→ Instructions to follow: In the material below, list every line carrying the string "selected".

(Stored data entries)
** BEGIN **
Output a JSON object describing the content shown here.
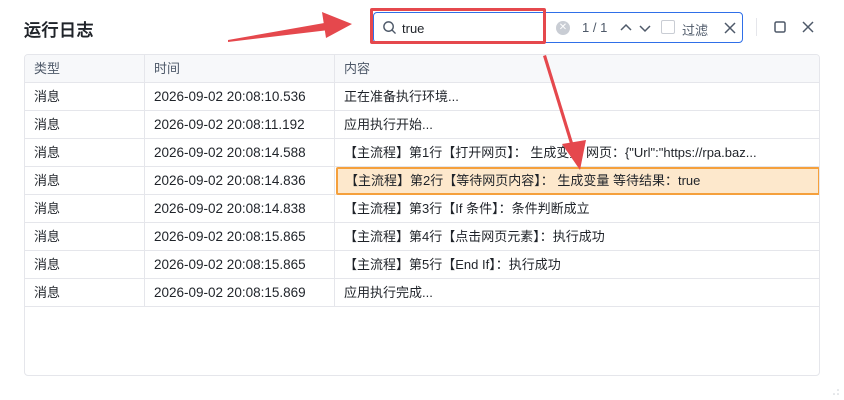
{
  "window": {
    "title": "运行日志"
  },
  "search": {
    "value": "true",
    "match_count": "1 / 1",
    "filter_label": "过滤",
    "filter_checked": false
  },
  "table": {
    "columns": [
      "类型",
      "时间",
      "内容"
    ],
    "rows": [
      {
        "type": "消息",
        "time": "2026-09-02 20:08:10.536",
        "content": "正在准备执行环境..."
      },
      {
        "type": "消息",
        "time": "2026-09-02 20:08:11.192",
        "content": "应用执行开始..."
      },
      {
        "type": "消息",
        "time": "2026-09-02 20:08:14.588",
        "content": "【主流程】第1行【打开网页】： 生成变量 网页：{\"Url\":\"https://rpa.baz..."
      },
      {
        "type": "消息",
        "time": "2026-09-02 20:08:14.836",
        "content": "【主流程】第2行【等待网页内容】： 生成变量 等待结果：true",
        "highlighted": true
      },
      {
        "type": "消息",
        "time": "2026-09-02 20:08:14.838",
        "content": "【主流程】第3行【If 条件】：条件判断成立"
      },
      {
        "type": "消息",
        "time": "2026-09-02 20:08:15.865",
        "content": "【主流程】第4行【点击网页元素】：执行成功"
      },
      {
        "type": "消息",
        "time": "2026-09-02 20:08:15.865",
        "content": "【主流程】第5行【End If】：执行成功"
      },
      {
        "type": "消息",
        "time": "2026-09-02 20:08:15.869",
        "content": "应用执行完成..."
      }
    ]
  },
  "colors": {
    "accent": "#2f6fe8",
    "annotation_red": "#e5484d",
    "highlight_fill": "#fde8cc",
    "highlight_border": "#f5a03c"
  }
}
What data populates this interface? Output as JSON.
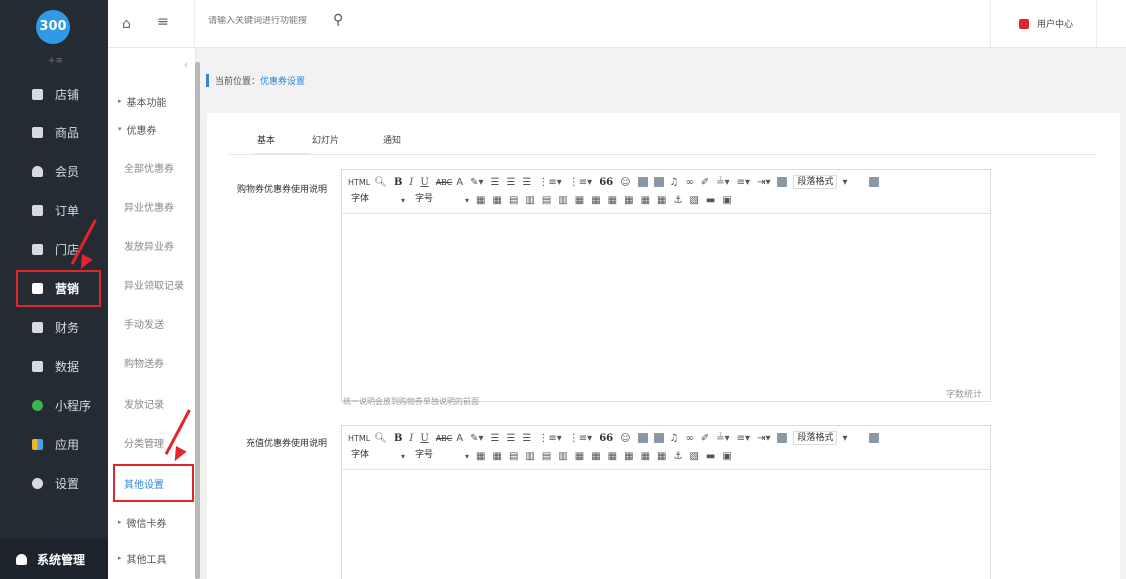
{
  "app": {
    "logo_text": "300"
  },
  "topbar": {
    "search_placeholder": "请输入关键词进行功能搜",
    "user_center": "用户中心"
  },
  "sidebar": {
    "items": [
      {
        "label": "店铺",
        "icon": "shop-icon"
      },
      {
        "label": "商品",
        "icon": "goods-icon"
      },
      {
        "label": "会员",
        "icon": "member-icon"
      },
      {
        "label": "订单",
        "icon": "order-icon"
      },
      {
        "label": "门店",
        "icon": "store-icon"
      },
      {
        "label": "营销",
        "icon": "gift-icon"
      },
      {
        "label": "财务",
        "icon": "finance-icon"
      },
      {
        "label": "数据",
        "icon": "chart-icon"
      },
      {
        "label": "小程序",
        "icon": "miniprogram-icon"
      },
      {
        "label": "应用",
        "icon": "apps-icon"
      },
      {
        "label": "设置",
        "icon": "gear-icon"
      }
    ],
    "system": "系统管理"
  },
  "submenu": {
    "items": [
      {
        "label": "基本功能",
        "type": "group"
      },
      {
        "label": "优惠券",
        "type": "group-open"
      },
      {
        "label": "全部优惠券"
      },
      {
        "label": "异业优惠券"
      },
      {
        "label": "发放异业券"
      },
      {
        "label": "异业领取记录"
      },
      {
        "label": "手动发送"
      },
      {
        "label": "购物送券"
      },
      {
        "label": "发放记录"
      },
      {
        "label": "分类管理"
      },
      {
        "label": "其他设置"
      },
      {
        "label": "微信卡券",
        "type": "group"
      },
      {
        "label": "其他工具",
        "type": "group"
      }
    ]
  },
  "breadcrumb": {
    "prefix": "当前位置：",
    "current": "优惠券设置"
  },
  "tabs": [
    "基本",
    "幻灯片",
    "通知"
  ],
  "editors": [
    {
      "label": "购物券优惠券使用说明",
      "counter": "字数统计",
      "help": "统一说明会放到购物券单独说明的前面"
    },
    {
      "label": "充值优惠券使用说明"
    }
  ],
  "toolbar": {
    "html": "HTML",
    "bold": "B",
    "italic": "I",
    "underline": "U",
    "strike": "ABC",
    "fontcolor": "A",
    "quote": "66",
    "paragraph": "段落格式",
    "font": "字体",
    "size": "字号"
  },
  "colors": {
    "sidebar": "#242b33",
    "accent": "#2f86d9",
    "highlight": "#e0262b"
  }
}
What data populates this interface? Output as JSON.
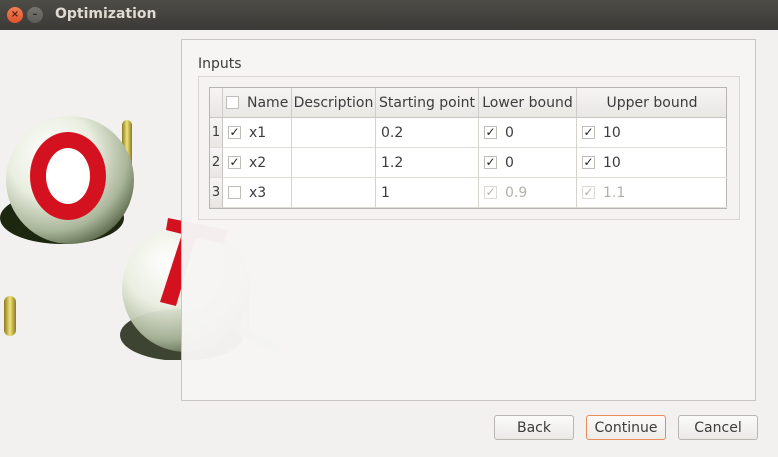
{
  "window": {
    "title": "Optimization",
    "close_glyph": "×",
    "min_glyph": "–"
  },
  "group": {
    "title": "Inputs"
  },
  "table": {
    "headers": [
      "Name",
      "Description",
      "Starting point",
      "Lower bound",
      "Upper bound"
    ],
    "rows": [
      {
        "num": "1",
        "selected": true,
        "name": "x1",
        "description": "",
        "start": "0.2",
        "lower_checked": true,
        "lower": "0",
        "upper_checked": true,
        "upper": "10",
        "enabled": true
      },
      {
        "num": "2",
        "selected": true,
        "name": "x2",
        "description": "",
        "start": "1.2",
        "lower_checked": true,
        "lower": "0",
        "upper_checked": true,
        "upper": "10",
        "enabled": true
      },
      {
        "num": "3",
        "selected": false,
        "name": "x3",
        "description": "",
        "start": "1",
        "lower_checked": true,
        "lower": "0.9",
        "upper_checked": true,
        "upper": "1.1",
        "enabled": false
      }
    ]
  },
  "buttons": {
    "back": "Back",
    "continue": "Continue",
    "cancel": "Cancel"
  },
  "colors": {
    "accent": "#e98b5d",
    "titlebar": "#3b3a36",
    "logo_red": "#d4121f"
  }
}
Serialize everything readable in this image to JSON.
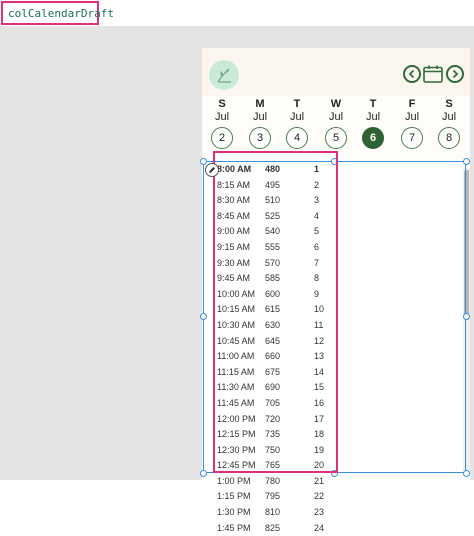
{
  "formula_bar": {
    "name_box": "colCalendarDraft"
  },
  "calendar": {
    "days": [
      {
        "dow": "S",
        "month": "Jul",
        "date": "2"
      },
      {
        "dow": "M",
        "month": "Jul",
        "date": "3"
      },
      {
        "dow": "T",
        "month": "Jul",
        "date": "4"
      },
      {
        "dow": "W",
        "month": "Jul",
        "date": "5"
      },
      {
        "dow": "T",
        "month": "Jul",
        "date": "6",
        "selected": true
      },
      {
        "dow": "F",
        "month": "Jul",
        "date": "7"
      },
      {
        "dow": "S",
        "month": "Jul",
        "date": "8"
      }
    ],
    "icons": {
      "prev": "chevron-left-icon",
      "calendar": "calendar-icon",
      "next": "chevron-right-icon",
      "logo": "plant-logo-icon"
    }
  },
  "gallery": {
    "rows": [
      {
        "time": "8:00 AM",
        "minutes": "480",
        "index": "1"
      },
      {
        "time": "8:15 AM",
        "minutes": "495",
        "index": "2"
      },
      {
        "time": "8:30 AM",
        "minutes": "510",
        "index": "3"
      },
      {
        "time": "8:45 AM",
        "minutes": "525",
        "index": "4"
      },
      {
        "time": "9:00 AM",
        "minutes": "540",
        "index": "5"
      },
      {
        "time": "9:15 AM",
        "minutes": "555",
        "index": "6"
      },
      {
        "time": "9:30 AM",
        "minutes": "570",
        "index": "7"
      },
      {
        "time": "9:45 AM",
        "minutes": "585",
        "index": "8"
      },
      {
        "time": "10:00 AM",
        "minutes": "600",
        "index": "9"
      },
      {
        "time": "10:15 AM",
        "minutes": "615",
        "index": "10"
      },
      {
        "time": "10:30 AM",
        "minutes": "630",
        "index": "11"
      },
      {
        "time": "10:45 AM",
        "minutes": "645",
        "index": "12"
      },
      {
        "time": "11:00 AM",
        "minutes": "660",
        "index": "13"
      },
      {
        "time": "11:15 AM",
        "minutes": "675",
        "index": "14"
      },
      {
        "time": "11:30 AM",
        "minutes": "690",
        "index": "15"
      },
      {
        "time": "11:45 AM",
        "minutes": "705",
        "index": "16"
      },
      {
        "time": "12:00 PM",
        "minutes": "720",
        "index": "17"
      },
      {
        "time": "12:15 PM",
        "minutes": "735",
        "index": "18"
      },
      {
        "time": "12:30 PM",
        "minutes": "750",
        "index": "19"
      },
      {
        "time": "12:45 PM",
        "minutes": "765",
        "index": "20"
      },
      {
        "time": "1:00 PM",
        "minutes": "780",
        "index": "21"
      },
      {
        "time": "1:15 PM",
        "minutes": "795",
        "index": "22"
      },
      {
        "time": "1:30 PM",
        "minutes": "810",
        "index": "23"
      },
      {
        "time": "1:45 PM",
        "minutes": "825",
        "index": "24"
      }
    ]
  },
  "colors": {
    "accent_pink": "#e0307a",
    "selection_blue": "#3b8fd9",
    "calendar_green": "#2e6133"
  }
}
** END **
→ Completed exercise:
        "selected": true,
        "selected": true,
        "selected": false,
        "selected": true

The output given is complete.